◆ **TEXT**
# # # # #
Untitled by Viktorija Rybakova

Architecture, wooden panels, PVC, mirror film

Viktorija Rybakova (1989 Vilnius, Lithuania) works with different materials and architectural assignments, writes, makes design and books. Presently together with graphic designer Goda Budvytyte she works on a research project on plastic in Mexico, exploring mutual relation between form and matter through material that records humankind’s desire for containment and flexibility. Recent exhibitions: 19th Contemporary Art Festival Sesc_Videobrasil | Southern Panoramas. São Paulo, Brazil; XII Baltic Triennial. Contemporary Art Center, Vilnius, Lithuania; Prototypes. Contemporary Art Center, Vilnius, Lithuania; 16th Tallinn Print Triennial, Kumu Kunstimuuseum, Tallin, Estonia; Fast Flux: New Art from Lithuania, GSAPP’s Studio-X, New York

Curators: Maya Tounta & Justė Jonutytė

Maya Tounta (b. 1990, Greece) is a writer and curator based in Vilnius, Lithuania. She has a Master of Arts in History of Art and Philosophy from the University of St Andrews. Currently she is Curator at Rupert centre for art and education in Lithuania where she works with the Exhibitions, Residencies and Alternative Education programmes.

Justė Jonutytė is a director of Rupert, Vilnius, where she runs alternative education and residency programs. Recent exhibitions and projects include Laure Prouvost: Burrow Me (2015), Dora Garcia: The Jerusalem of Europe (2013) and Lia Perjovschi: Knowledge Museum Kit & Dan Perjovschi: Time Specific (2014). In the past two years, she has organized a number of public talks, discussions and performances featuring Claire Bishop, Marten Spangberg, Dora Garcia, Miroslaw Balka, Kasia Redzisz, Isla Leaver-Yap, Lolita Jablonskienė and Nicolaus Schafhausen, among others. Together with Paulius Petraitis, she is the editor of Like There’s No Tomorrow: Young Lithuanian Photography (2013, distributed by Motto Books)

Project Manager: Simona Žekaitė

RUPERT

Rupert is a centre for Art and Education devoted to establishing close cooperation between artists, thinkers, researchers, and other cultural actors through interdisciplinary programs and residencies. A knowledge-based platform for innovative creative production, Rupert integrates with the social and cultural framework of the city of Vilnius while simultaneously supporting a strong international focus.
# # # # #
Records from a data source:
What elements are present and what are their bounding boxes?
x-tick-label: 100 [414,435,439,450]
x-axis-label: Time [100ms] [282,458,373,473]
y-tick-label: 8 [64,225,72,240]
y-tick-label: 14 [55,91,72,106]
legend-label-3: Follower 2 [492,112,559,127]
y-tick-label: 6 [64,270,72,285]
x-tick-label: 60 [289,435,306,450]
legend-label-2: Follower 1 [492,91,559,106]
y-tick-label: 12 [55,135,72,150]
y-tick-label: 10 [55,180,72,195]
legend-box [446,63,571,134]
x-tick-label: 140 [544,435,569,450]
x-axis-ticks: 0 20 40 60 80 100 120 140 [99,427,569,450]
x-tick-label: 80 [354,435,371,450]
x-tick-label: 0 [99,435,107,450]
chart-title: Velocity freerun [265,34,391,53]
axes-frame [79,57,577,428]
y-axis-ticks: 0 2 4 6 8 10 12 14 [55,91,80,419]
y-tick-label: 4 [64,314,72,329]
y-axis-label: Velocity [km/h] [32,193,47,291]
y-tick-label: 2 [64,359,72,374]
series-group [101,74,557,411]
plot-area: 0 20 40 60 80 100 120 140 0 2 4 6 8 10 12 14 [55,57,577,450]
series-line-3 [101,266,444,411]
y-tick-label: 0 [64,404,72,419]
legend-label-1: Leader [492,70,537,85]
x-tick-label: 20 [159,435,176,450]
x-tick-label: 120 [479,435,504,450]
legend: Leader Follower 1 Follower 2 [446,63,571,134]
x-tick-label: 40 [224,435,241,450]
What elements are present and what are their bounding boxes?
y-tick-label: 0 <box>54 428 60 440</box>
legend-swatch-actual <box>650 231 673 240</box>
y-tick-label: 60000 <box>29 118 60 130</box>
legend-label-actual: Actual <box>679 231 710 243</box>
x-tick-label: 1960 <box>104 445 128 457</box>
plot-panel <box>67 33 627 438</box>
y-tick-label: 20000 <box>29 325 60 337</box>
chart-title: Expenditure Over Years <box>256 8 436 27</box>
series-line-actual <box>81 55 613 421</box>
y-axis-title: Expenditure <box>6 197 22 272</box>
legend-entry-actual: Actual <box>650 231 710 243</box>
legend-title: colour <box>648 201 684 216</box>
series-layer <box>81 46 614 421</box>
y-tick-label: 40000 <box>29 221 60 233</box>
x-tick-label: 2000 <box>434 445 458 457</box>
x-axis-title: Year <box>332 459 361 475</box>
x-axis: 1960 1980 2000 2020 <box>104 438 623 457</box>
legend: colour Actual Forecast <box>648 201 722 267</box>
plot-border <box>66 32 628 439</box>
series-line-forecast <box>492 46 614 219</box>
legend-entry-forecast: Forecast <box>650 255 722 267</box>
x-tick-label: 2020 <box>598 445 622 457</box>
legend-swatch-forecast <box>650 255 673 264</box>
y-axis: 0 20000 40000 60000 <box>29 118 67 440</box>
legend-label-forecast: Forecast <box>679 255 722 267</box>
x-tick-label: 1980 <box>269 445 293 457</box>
# # # # #
◆ **ACTIVITIES**
(a) Name every person the text on Viktorija Rybakova's Untitled lists as featured in the public talks, discussions and performances Justė Jonutytė organized.
(b) Quote the text on Viktorija Rybakova's Untitled from "Rupert is a" up to and including "strong international focus.".
(c) Write what comes next in the text on Viktorija Rybakova's Untitled, picking up after its final sentence.
The entries have no connection to the text on Viktorija Rybakova's Untitled.

◆ **LIST OF ANSWERS**
(a) Claire Bishop, Marten Spangberg, Dora Garcia, Miroslaw Balka, Kasia Redzisz, Isla Leaver-Yap, Lolita Jablonskienė, Nicolaus Schafhausen

(b)
Rupert is a centre for Art and Education devoted to establishing close cooperation between artists, thinkers, researchers, and other cultural actors through interdisciplinary programs and residencies. A knowledge-based platform for innovative creative production, Rupert integrates with the social and cultural framework of the city of Vilnius while simultaneously supporting a strong international focus.

(c)
THE LIVING ART MUSEUM

The Living Art Museum (Nýló) is a non-profit, artist-run museum and venue for contemporary art in Reykjavik, Iceland. Nýló is committed to presenting, collecting and preserving the work of contemporary Icelandic and international artists.From the beginning the museum has stayed true to its original goal: to be a platform for progressive exhibitions, critical discussions and experimental art practices and to support emerging artists. The Collection of the museum consists of approximately 2,000 works, which have been donated by artists, resulting in an eclectic body of work by both international and Icelandic artists. Annually Nýló hosts around 10 exhibitions.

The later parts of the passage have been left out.